- **Request**: Pick out the lines in the listing below that contain the word "στοιχεία" and copy them.

start

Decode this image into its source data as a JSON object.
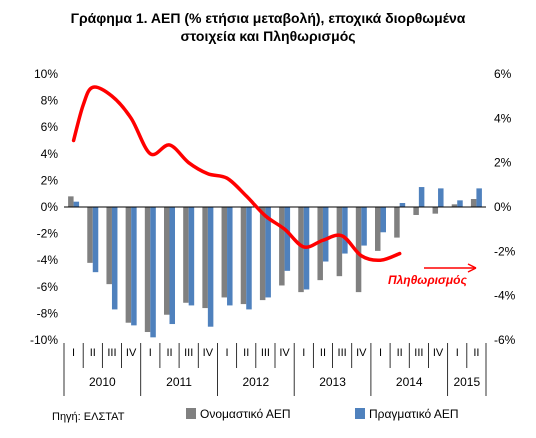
{
  "title_line1": "Γράφημα 1. ΑΕΠ (% ετήσια μεταβολή), εποχικά διορθωμένα",
  "title_line2": "στοιχεία και Πληθωρισμός",
  "source": "Πηγή: ΕΛΣΤΑΤ",
  "chart_data": {
    "type": "bar",
    "title": "Γράφημα 1. ΑΕΠ (% ετήσια μεταβολή), εποχικά διορθωμένα στοιχεία και Πληθωρισμός",
    "quarters": [
      "I",
      "II",
      "III",
      "IV",
      "I",
      "II",
      "III",
      "IV",
      "I",
      "II",
      "III",
      "IV",
      "I",
      "II",
      "III",
      "IV",
      "I",
      "II",
      "III",
      "IV",
      "I",
      "II"
    ],
    "years": [
      {
        "label": "2010",
        "count": 4
      },
      {
        "label": "2011",
        "count": 4
      },
      {
        "label": "2012",
        "count": 4
      },
      {
        "label": "2013",
        "count": 4
      },
      {
        "label": "2014",
        "count": 4
      },
      {
        "label": "2015",
        "count": 2
      }
    ],
    "left_axis": {
      "min": -10,
      "max": 10,
      "step": 2,
      "unit": "%"
    },
    "right_axis": {
      "min": -6,
      "max": 6,
      "step": 2,
      "unit": "%"
    },
    "series": [
      {
        "name": "Ονομαστικό ΑΕΠ",
        "color": "#808080",
        "axis": "left",
        "values": [
          0.8,
          -4.2,
          -5.8,
          -8.7,
          -9.4,
          -8.1,
          -7.2,
          -7.6,
          -6.8,
          -7.3,
          -7.0,
          -5.9,
          -6.4,
          -5.5,
          -5.2,
          -6.4,
          -3.3,
          -2.3,
          -0.6,
          -0.5,
          0.2,
          0.6
        ]
      },
      {
        "name": "Πραγματικό ΑΕΠ",
        "color": "#4f81bd",
        "axis": "left",
        "values": [
          0.4,
          -4.9,
          -7.7,
          -8.9,
          -9.8,
          -8.8,
          -7.4,
          -9.0,
          -7.4,
          -7.7,
          -6.8,
          -4.8,
          -6.2,
          -4.1,
          -3.5,
          -2.9,
          -1.9,
          0.3,
          1.5,
          1.4,
          0.5,
          1.4
        ]
      },
      {
        "name": "Πληθωρισμός",
        "color": "#ff0000",
        "axis": "right",
        "type": "line",
        "points": [
          [
            0,
            3.0
          ],
          [
            0.5,
            4.6
          ],
          [
            1,
            5.4
          ],
          [
            2,
            5.0
          ],
          [
            3,
            4.0
          ],
          [
            4,
            2.4
          ],
          [
            5,
            2.8
          ],
          [
            6,
            2.0
          ],
          [
            7,
            1.5
          ],
          [
            8,
            1.3
          ],
          [
            9,
            0.5
          ],
          [
            10,
            -0.4
          ],
          [
            11,
            -1.0
          ],
          [
            12,
            -1.8
          ],
          [
            13,
            -1.5
          ],
          [
            14,
            -1.3
          ],
          [
            15,
            -2.2
          ],
          [
            16,
            -2.4
          ],
          [
            17,
            -2.1
          ]
        ]
      }
    ],
    "annotation": "Πληθωρισμός",
    "grid": false,
    "legend_position": "bottom"
  }
}
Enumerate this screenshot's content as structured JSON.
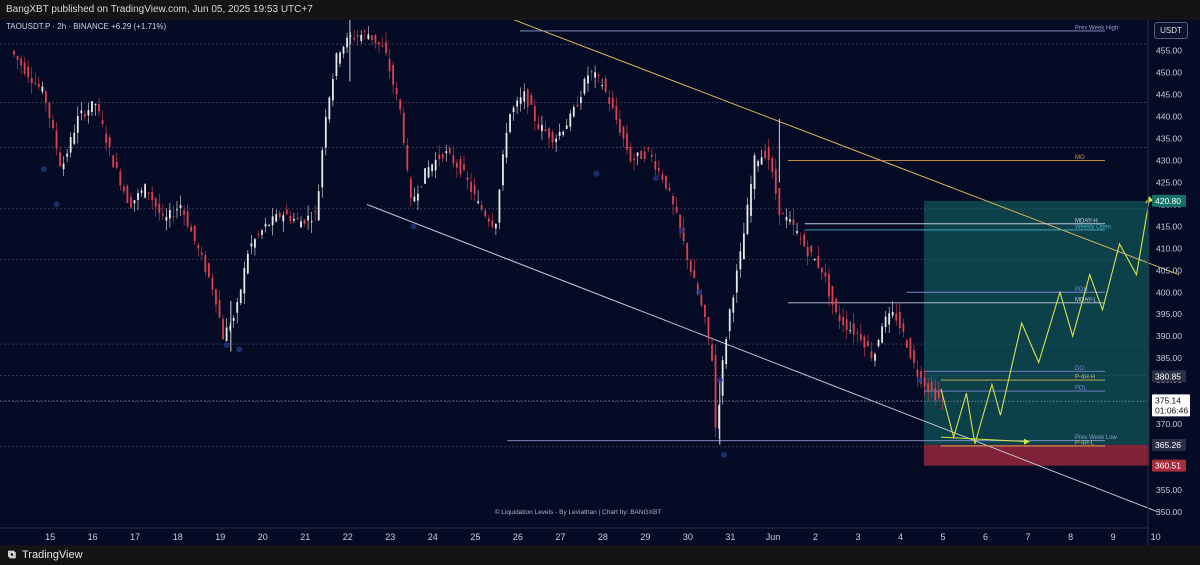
{
  "header": {
    "published_text": "BangXBT published on TradingView.com, Jun 05, 2025 19:53 UTC+7",
    "symbol_line": "TAOUSDT.P · 2h · BINANCE  +6.29 (+1.71%)",
    "currency_button": "USDT"
  },
  "footer": {
    "brand": "TradingView",
    "credit": "© Liquidation Levels - By Leviathan | Chart by: BANGXBT"
  },
  "colors": {
    "background": "#050b24",
    "bull_candle": "#e8e8e8",
    "bear_candle": "#e0404f",
    "target_zone": "#14706a",
    "stop_zone": "#a82a3d",
    "trendline": "#c8c8dc",
    "resistance": "#d9b45a",
    "projection": "#d7e34a"
  },
  "chart_data": {
    "type": "candlestick",
    "ylim": [
      347,
      462
    ],
    "y_ticks": [
      350,
      355,
      360,
      365,
      370,
      375,
      380,
      385,
      390,
      395,
      400,
      405,
      410,
      415,
      420,
      425,
      430,
      435,
      440,
      445,
      450,
      455
    ],
    "y_tick_labels": [
      "350.00",
      "355.00",
      "360.00",
      "365.00",
      "370.00",
      "375.00",
      "380.00",
      "385.00",
      "390.00",
      "395.00",
      "400.00",
      "405.00",
      "410.00",
      "415.00",
      "420.00",
      "425.00",
      "430.00",
      "435.00",
      "440.00",
      "445.00",
      "450.00",
      "455.00"
    ],
    "x_ticks": [
      {
        "label": "15",
        "day": 15
      },
      {
        "label": "16",
        "day": 16
      },
      {
        "label": "17",
        "day": 17
      },
      {
        "label": "18",
        "day": 18
      },
      {
        "label": "19",
        "day": 19
      },
      {
        "label": "20",
        "day": 20
      },
      {
        "label": "21",
        "day": 21
      },
      {
        "label": "22",
        "day": 22
      },
      {
        "label": "23",
        "day": 23
      },
      {
        "label": "24",
        "day": 24
      },
      {
        "label": "25",
        "day": 25
      },
      {
        "label": "26",
        "day": 26
      },
      {
        "label": "27",
        "day": 27
      },
      {
        "label": "28",
        "day": 28
      },
      {
        "label": "29",
        "day": 29
      },
      {
        "label": "30",
        "day": 30
      },
      {
        "label": "31",
        "day": 31
      },
      {
        "label": "Jun",
        "day": 32
      },
      {
        "label": "2",
        "day": 33
      },
      {
        "label": "3",
        "day": 34
      },
      {
        "label": "4",
        "day": 35
      },
      {
        "label": "5",
        "day": 36
      },
      {
        "label": "6",
        "day": 37
      },
      {
        "label": "7",
        "day": 38
      },
      {
        "label": "8",
        "day": 39
      },
      {
        "label": "9",
        "day": 40
      },
      {
        "label": "10",
        "day": 41
      }
    ],
    "price_path": [
      [
        14.6,
        455
      ],
      [
        15.0,
        450
      ],
      [
        15.4,
        445
      ],
      [
        15.8,
        428
      ],
      [
        16.2,
        440
      ],
      [
        16.6,
        443
      ],
      [
        17.0,
        430
      ],
      [
        17.4,
        420
      ],
      [
        17.8,
        424
      ],
      [
        18.2,
        416
      ],
      [
        18.6,
        420
      ],
      [
        19.0,
        410
      ],
      [
        19.4,
        400
      ],
      [
        19.6,
        390
      ],
      [
        19.9,
        395
      ],
      [
        20.2,
        410
      ],
      [
        20.6,
        415
      ],
      [
        21.0,
        418
      ],
      [
        21.4,
        416
      ],
      [
        21.8,
        418
      ],
      [
        22.0,
        440
      ],
      [
        22.3,
        455
      ],
      [
        22.6,
        458
      ],
      [
        23.0,
        459
      ],
      [
        23.4,
        455
      ],
      [
        23.8,
        440
      ],
      [
        24.0,
        420
      ],
      [
        24.4,
        428
      ],
      [
        24.8,
        432
      ],
      [
        25.2,
        428
      ],
      [
        25.6,
        420
      ],
      [
        26.0,
        415
      ],
      [
        26.3,
        440
      ],
      [
        26.7,
        445
      ],
      [
        27.0,
        438
      ],
      [
        27.4,
        435
      ],
      [
        27.8,
        440
      ],
      [
        28.2,
        450
      ],
      [
        28.5,
        448
      ],
      [
        28.9,
        438
      ],
      [
        29.2,
        430
      ],
      [
        29.6,
        432
      ],
      [
        30.0,
        425
      ],
      [
        30.3,
        416
      ],
      [
        30.6,
        405
      ],
      [
        30.9,
        395
      ],
      [
        31.1,
        385
      ],
      [
        31.2,
        366
      ],
      [
        31.3,
        380
      ],
      [
        31.5,
        395
      ],
      [
        31.8,
        410
      ],
      [
        32.1,
        430
      ],
      [
        32.4,
        432
      ],
      [
        32.7,
        418
      ],
      [
        33.0,
        415
      ],
      [
        33.3,
        410
      ],
      [
        33.7,
        405
      ],
      [
        34.0,
        395
      ],
      [
        34.3,
        392
      ],
      [
        34.6,
        390
      ],
      [
        34.9,
        385
      ],
      [
        35.1,
        393
      ],
      [
        35.4,
        395
      ],
      [
        35.7,
        388
      ],
      [
        35.9,
        382
      ],
      [
        36.2,
        378
      ],
      [
        36.5,
        375.1
      ]
    ],
    "wicks": [
      {
        "day": 31.2,
        "low": 365.3,
        "high": 380
      },
      {
        "day": 32.6,
        "high": 439.5,
        "low": 425
      },
      {
        "day": 19.7,
        "low": 386.5,
        "high": 398
      },
      {
        "day": 22.5,
        "high": 462,
        "low": 448
      }
    ],
    "current_price": {
      "value": 375.14,
      "label": "375.14",
      "countdown": "01:06:46"
    },
    "price_boxes": [
      {
        "value": 420.8,
        "label": "420.80",
        "bg": "#14706a"
      },
      {
        "value": 380.85,
        "label": "380.85",
        "bg": "#2b2f45"
      },
      {
        "value": 365.26,
        "label": "365.26",
        "bg": "#2b2f45"
      },
      {
        "value": 360.51,
        "label": "360.51",
        "bg": "#a82a3d"
      }
    ],
    "levels": [
      {
        "name": "Prev Week High",
        "value": 459.5,
        "from": 26.5,
        "to": 41.2,
        "color": "#8f9bd0"
      },
      {
        "name": "MO",
        "value": 430,
        "from": 32.8,
        "to": 41.2,
        "color": "#d39a4c"
      },
      {
        "name": "MDAY-H",
        "value": 415.6,
        "from": 33.2,
        "to": 41.2,
        "color": "#c8c8dc"
      },
      {
        "name": "Weekly Open",
        "value": 414.2,
        "from": 33.2,
        "to": 41.2,
        "color": "#46b4c4"
      },
      {
        "name": "PDH",
        "value": 400,
        "from": 35.6,
        "to": 41.2,
        "color": "#7c86d6"
      },
      {
        "name": "MDAY-L",
        "value": 397.6,
        "from": 32.8,
        "to": 41.2,
        "color": "#c8c8dc"
      },
      {
        "name": "DO",
        "value": 382,
        "from": 36.0,
        "to": 41.2,
        "color": "#7c86d6"
      },
      {
        "name": "P-4H-H",
        "value": 380,
        "from": 36.4,
        "to": 41.2,
        "color": "#d9b45a"
      },
      {
        "name": "PDL",
        "value": 377.5,
        "from": 36.0,
        "to": 41.2,
        "color": "#7c86d6"
      },
      {
        "name": "Prev Week Low",
        "value": 366.2,
        "from": 26.2,
        "to": 41.2,
        "color": "#8f9bd0"
      },
      {
        "name": "P-4H-L",
        "value": 365,
        "from": 36.4,
        "to": 41.2,
        "color": "#d9b45a"
      }
    ],
    "grid_levels": [
      456.5,
      443.2,
      433.0,
      419.0,
      407.5,
      388.2,
      381.0,
      375.3,
      364.8
    ],
    "trendlines": [
      {
        "name": "resistance",
        "from": [
          26.1,
          463
        ],
        "to": [
          42.0,
          404
        ],
        "color": "#d9b45a"
      },
      {
        "name": "support",
        "from": [
          22.9,
          420
        ],
        "to": [
          41.5,
          350
        ],
        "color": "#c8c8dc"
      }
    ],
    "position": {
      "entry": 365.26,
      "target": 420.8,
      "stop": 360.51,
      "from_day": 36.0,
      "to_day": 41.3
    },
    "projection_path": [
      [
        36.4,
        378
      ],
      [
        36.7,
        367
      ],
      [
        37.0,
        377
      ],
      [
        37.2,
        365.5
      ],
      [
        37.6,
        379
      ],
      [
        37.8,
        372
      ],
      [
        38.3,
        393
      ],
      [
        38.7,
        384
      ],
      [
        39.2,
        400
      ],
      [
        39.5,
        390
      ],
      [
        39.9,
        404
      ],
      [
        40.2,
        396
      ],
      [
        40.6,
        411
      ],
      [
        41.0,
        404
      ],
      [
        41.3,
        421
      ]
    ],
    "lower_arrow": {
      "from": [
        36.4,
        367
      ],
      "to": [
        38.4,
        366
      ]
    }
  }
}
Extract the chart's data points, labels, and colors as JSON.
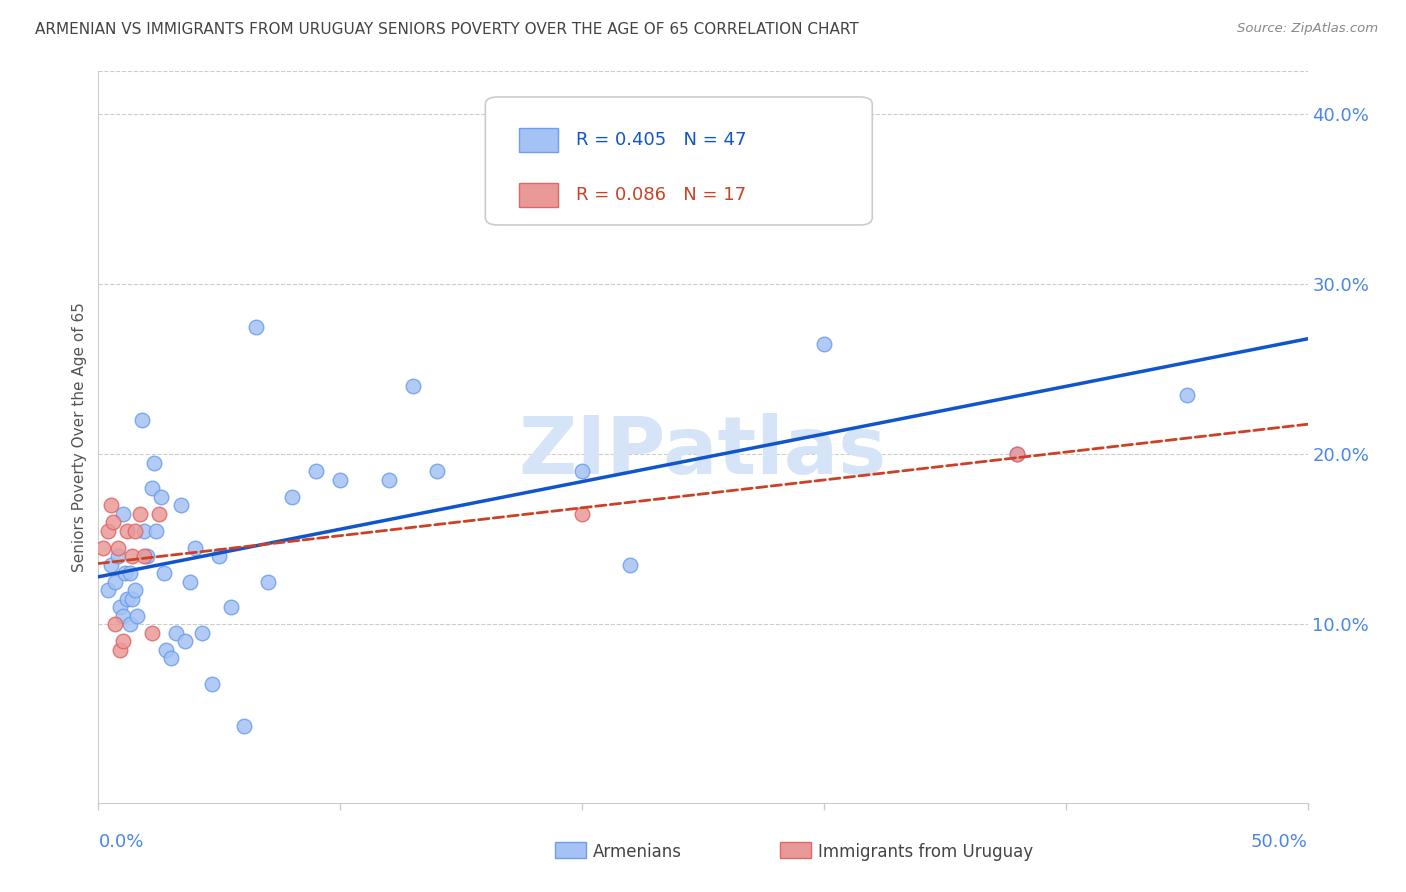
{
  "title": "ARMENIAN VS IMMIGRANTS FROM URUGUAY SENIORS POVERTY OVER THE AGE OF 65 CORRELATION CHART",
  "source": "Source: ZipAtlas.com",
  "ylabel": "Seniors Poverty Over the Age of 65",
  "y_ticks": [
    0.0,
    0.1,
    0.2,
    0.3,
    0.4
  ],
  "y_tick_labels": [
    "",
    "10.0%",
    "20.0%",
    "30.0%",
    "40.0%"
  ],
  "x_range": [
    0.0,
    0.5
  ],
  "y_range": [
    -0.005,
    0.425
  ],
  "blue_scatter_color": "#a4c2f4",
  "blue_edge_color": "#6d9eeb",
  "pink_scatter_color": "#ea9999",
  "pink_edge_color": "#e06666",
  "blue_line_color": "#1155cc",
  "pink_line_color": "#cc4125",
  "watermark_color": "#d6e4f7",
  "grid_color": "#cccccc",
  "tick_label_color": "#4a86e8",
  "title_color": "#444444",
  "source_color": "#888888",
  "legend_text_blue": "R = 0.405   N = 47",
  "legend_text_pink": "R = 0.086   N = 17",
  "legend_label_blue": "Armenians",
  "legend_label_pink": "Immigrants from Uruguay",
  "armenians_x": [
    0.004,
    0.005,
    0.007,
    0.008,
    0.009,
    0.01,
    0.01,
    0.011,
    0.012,
    0.013,
    0.013,
    0.014,
    0.015,
    0.016,
    0.018,
    0.019,
    0.02,
    0.022,
    0.023,
    0.024,
    0.026,
    0.027,
    0.028,
    0.03,
    0.032,
    0.034,
    0.036,
    0.038,
    0.04,
    0.043,
    0.047,
    0.05,
    0.055,
    0.06,
    0.065,
    0.07,
    0.08,
    0.09,
    0.1,
    0.12,
    0.13,
    0.14,
    0.2,
    0.22,
    0.3,
    0.38,
    0.45
  ],
  "armenians_y": [
    0.12,
    0.135,
    0.125,
    0.14,
    0.11,
    0.165,
    0.105,
    0.13,
    0.115,
    0.13,
    0.1,
    0.115,
    0.12,
    0.105,
    0.22,
    0.155,
    0.14,
    0.18,
    0.195,
    0.155,
    0.175,
    0.13,
    0.085,
    0.08,
    0.095,
    0.17,
    0.09,
    0.125,
    0.145,
    0.095,
    0.065,
    0.14,
    0.11,
    0.04,
    0.275,
    0.125,
    0.175,
    0.19,
    0.185,
    0.185,
    0.24,
    0.19,
    0.19,
    0.135,
    0.265,
    0.2,
    0.235
  ],
  "uruguay_x": [
    0.002,
    0.004,
    0.005,
    0.006,
    0.007,
    0.008,
    0.009,
    0.01,
    0.012,
    0.014,
    0.015,
    0.017,
    0.019,
    0.022,
    0.025,
    0.2,
    0.38
  ],
  "uruguay_y": [
    0.145,
    0.155,
    0.17,
    0.16,
    0.1,
    0.145,
    0.085,
    0.09,
    0.155,
    0.14,
    0.155,
    0.165,
    0.14,
    0.095,
    0.165,
    0.165,
    0.2
  ]
}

end

- **Answer to this exercise**:
  "title_line2": "στοιχεία και Πληθωρισμός",
    "title": "Γράφημα 1. ΑΕΠ (% ετήσια μεταβολή), εποχικά διορθωμένα στοιχεία και Πληθωρισμός",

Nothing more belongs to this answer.